*** AVAILABLE DATA ***
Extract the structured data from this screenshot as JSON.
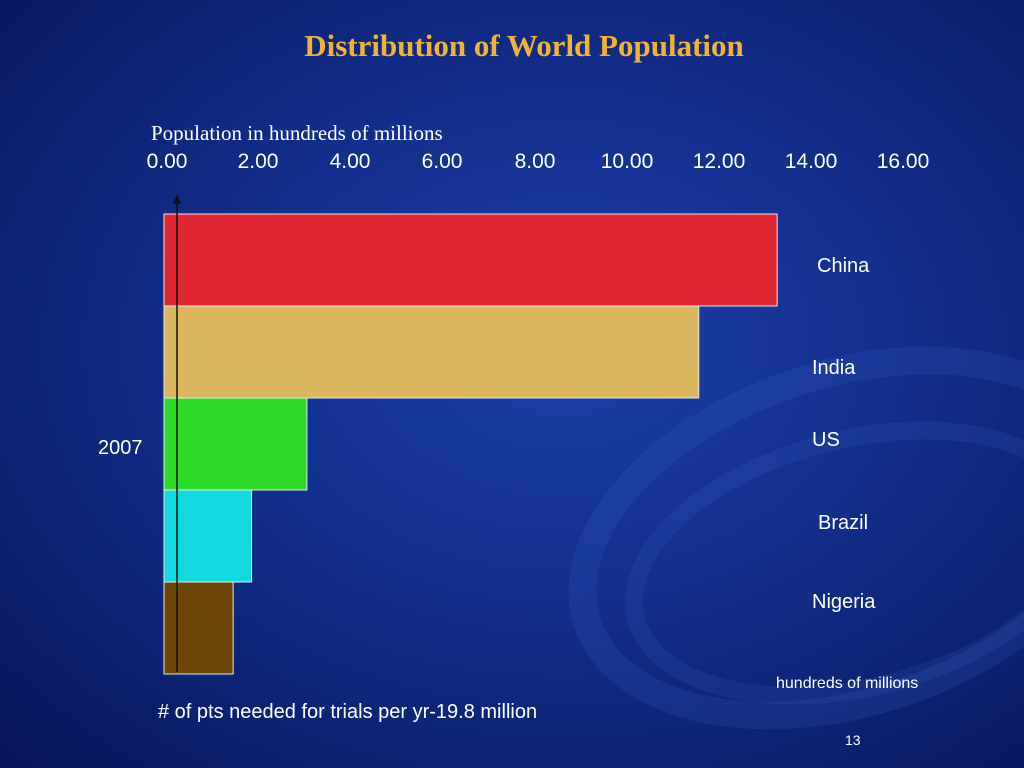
{
  "slide": {
    "title": "Distribution of World Population",
    "page_number": "13"
  },
  "chart_data": {
    "type": "bar",
    "orientation": "horizontal",
    "title": "Distribution of World Population",
    "top_axis_label": "Population in hundreds of millions",
    "unit_label": "hundreds of millions",
    "xlim": [
      0,
      16
    ],
    "ticks": [
      "0.00",
      "2.00",
      "4.00",
      "6.00",
      "8.00",
      "10.00",
      "12.00",
      "14.00",
      "16.00"
    ],
    "year_label": "2007",
    "note": "# of pts needed for trials per yr-19.8 million",
    "categories": [
      "China",
      "India",
      "US",
      "Brazil",
      "Nigeria"
    ],
    "values": [
      13.3,
      11.6,
      3.1,
      1.9,
      1.5
    ],
    "colors": [
      "#e02633",
      "#dcb65e",
      "#2edb26",
      "#12d9e0",
      "#6b4606"
    ],
    "grid": false,
    "legend": "none"
  }
}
***
GOAL → Copy out each line word for word, please, skipping the images.

REPLY →
Extract the structured data from this screenshot as JSON.
{
  "slide": {
    "title": "Distribution of World Population",
    "page_number": "13"
  },
  "chart_data": {
    "type": "bar",
    "orientation": "horizontal",
    "title": "Distribution of World Population",
    "top_axis_label": "Population in hundreds of millions",
    "unit_label": "hundreds of millions",
    "xlim": [
      0,
      16
    ],
    "ticks": [
      "0.00",
      "2.00",
      "4.00",
      "6.00",
      "8.00",
      "10.00",
      "12.00",
      "14.00",
      "16.00"
    ],
    "year_label": "2007",
    "note": "# of pts needed for trials per yr-19.8 million",
    "categories": [
      "China",
      "India",
      "US",
      "Brazil",
      "Nigeria"
    ],
    "values": [
      13.3,
      11.6,
      3.1,
      1.9,
      1.5
    ],
    "colors": [
      "#e02633",
      "#dcb65e",
      "#2edb26",
      "#12d9e0",
      "#6b4606"
    ],
    "grid": false,
    "legend": "none"
  }
}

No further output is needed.